Dataset
^^^^

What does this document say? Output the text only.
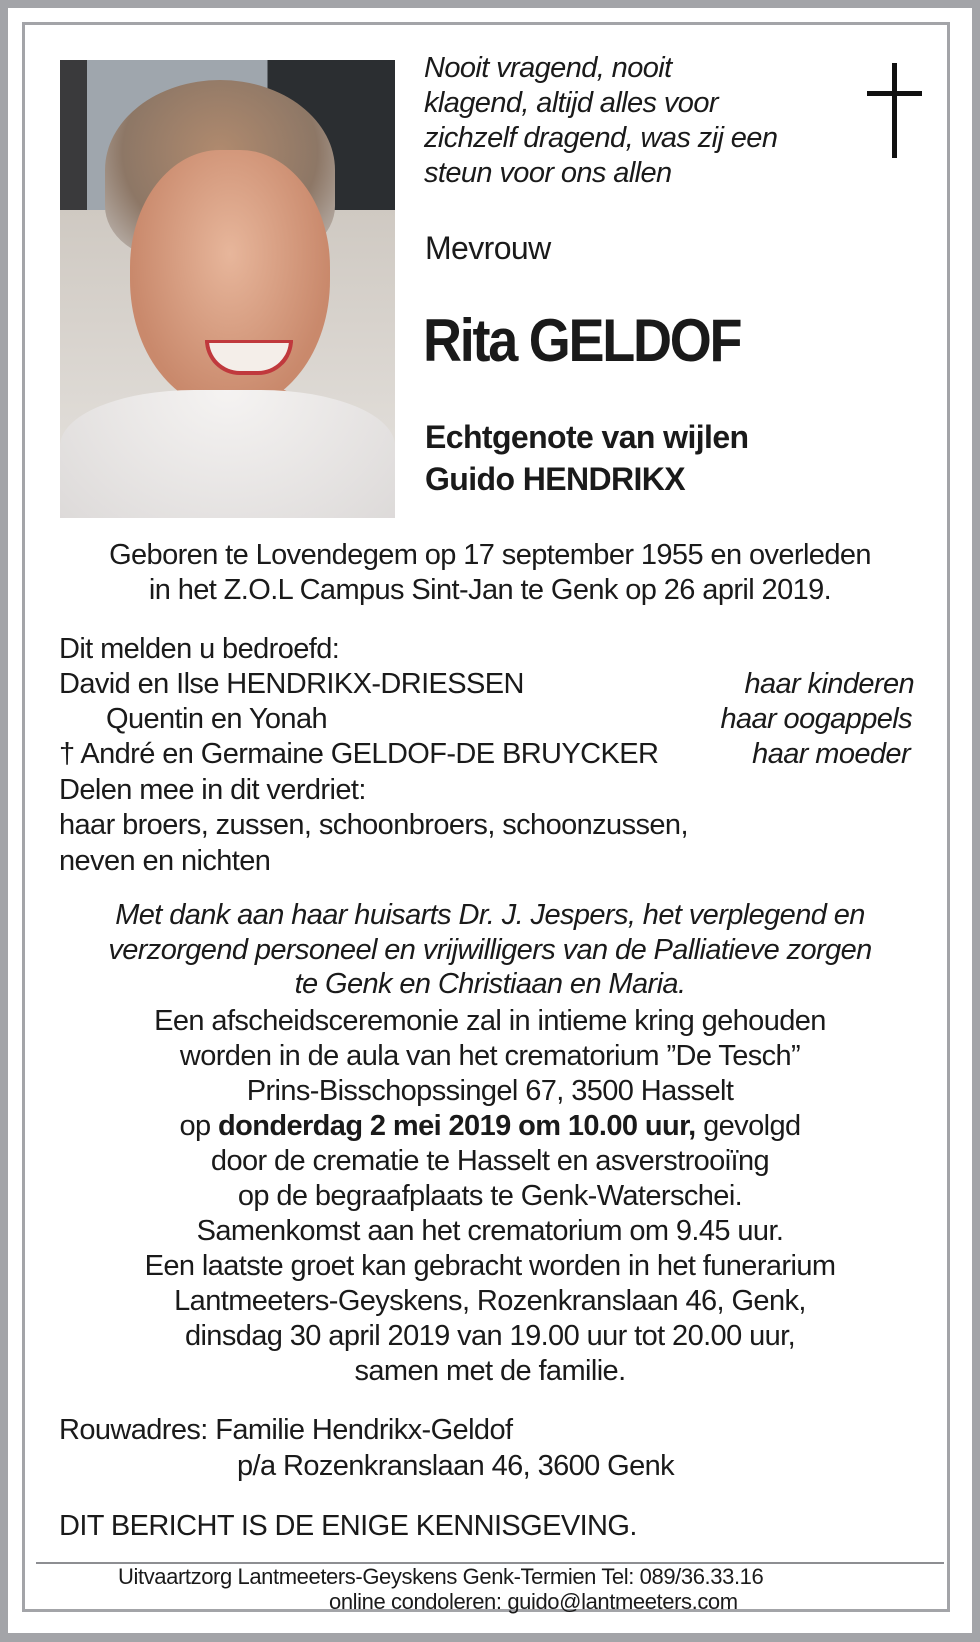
Nooit vragend, nooit
klagend, altijd alles voor
zichzelf dragend, was zij een
steun voor ons allen
Mevrouw
Rita GELDOF
Echtgenote van wijlen
Guido HENDRIKX
Geboren te Lovendegem op 17 september 1955 en overleden
in het Z.O.L Campus Sint-Jan te Genk op 26 april 2019.
Dit melden u bedroefd:
David en Ilse HENDRIKX-DRIESSEN	haar kinderen
Quentin en Yonah	haar oogappels
† André en Germaine GELDOF-DE BRUYCKER	haar moeder
Delen mee in dit verdriet:
haar broers, zussen, schoonbroers, schoonzussen,
neven en nichten
Met dank aan haar huisarts Dr. J. Jespers, het verplegend en
verzorgend personeel en vrijwilligers van de Palliatieve zorgen
te Genk en Christiaan en Maria.
Een afscheidsceremonie zal in intieme kring gehouden
worden in de aula van het crematorium ”De Tesch”
Prins-Bisschopssingel 67, 3500 Hasselt
op donderdag 2 mei 2019 om 10.00 uur, gevolgd
door de crematie te Hasselt en asverstrooiïng
op de begraafplaats te Genk-Waterschei.
Samenkomst aan het crematorium om 9.45 uur.
Een laatste groet kan gebracht worden in het funerarium
Lantmeeters-Geyskens, Rozenkranslaan 46, Genk,
dinsdag 30 april 2019 van 19.00 uur tot 20.00 uur,
samen met de familie.
Rouwadres: Familie Hendrikx-Geldof
p/a Rozenkranslaan 46, 3600 Genk
DIT BERICHT IS DE ENIGE KENNISGEVING.
Uitvaartzorg Lantmeeters-Geyskens Genk-Termien Tel: 089/36.33.16
online condoleren: guido@lantmeeters.com
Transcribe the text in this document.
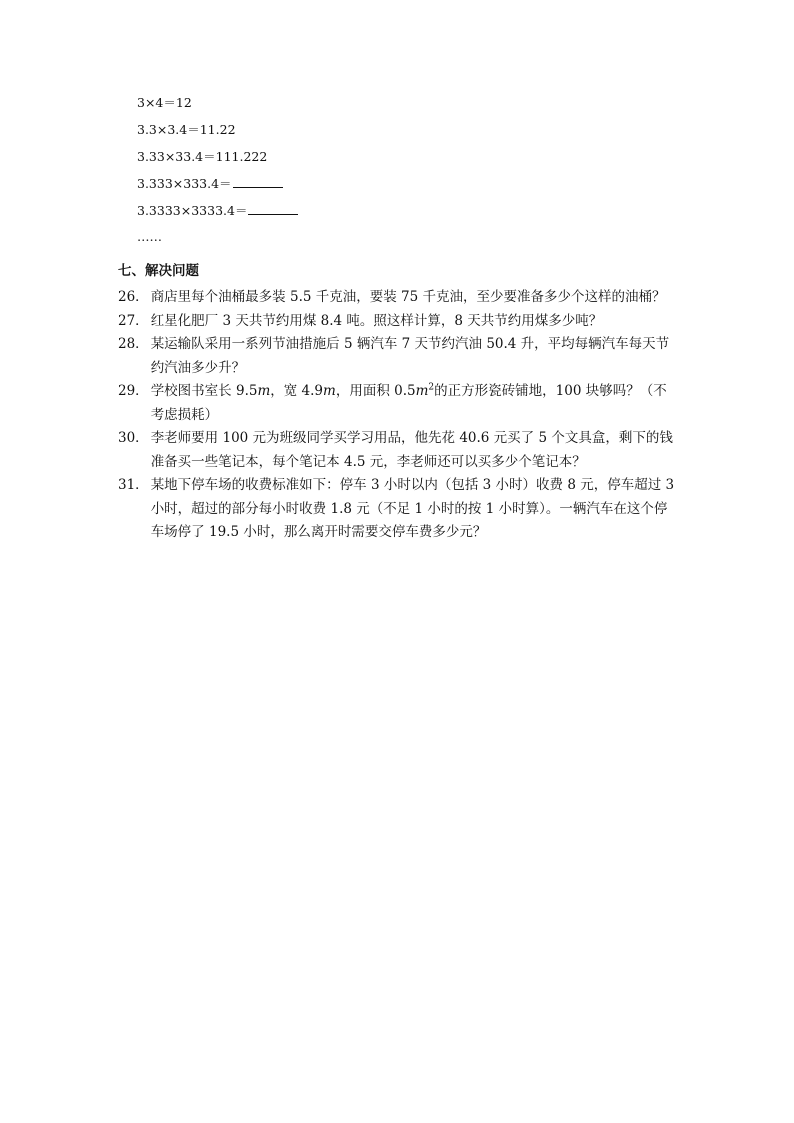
3×4＝12
3.3×3.4＝11.22
3.33×33.4＝111.222
3.333×333.4＝
3.3333×3333.4＝
……
七、解决问题
26． 商店里每个油桶最多装 5.5 千克油，要装 75 千克油，至少要准备多少个这样的油桶？
27． 红星化肥厂 3 天共节约用煤 8.4 吨。照这样计算，8 天共节约用煤多少吨？
28． 某运输队采用一系列节油措施后 5 辆汽车 7 天节约汽油 50.4 升，平均每辆汽车每天节约汽油多少升？
29． 学校图书室长 9.5m，宽 4.9m，用面积 $0.5m^2$的正方形瓷砖铺地，100 块够吗？（不考虑损耗）
30． 李老师要用 100 元为班级同学买学习用品，他先花 40.6 元买了 5 个文具盒，剩下的钱准备买一些笔记本，每个笔记本 4.5 元，李老师还可以买多少个笔记本？
31． 某地下停车场的收费标准如下：停车 3 小时以内（包括 3 小时）收费 8 元，停车超过 3 小时，超过的部分每小时收费 1.8 元（不足 1 小时的按 1 小时算）。一辆汽车在这个停车场停了 19.5 小时，那么离开时需要交停车费多少元？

^^^^

Stated task
Above are several records. Count the lines among them that contain "Hasselt" and give only the total.

Answer to this problem
2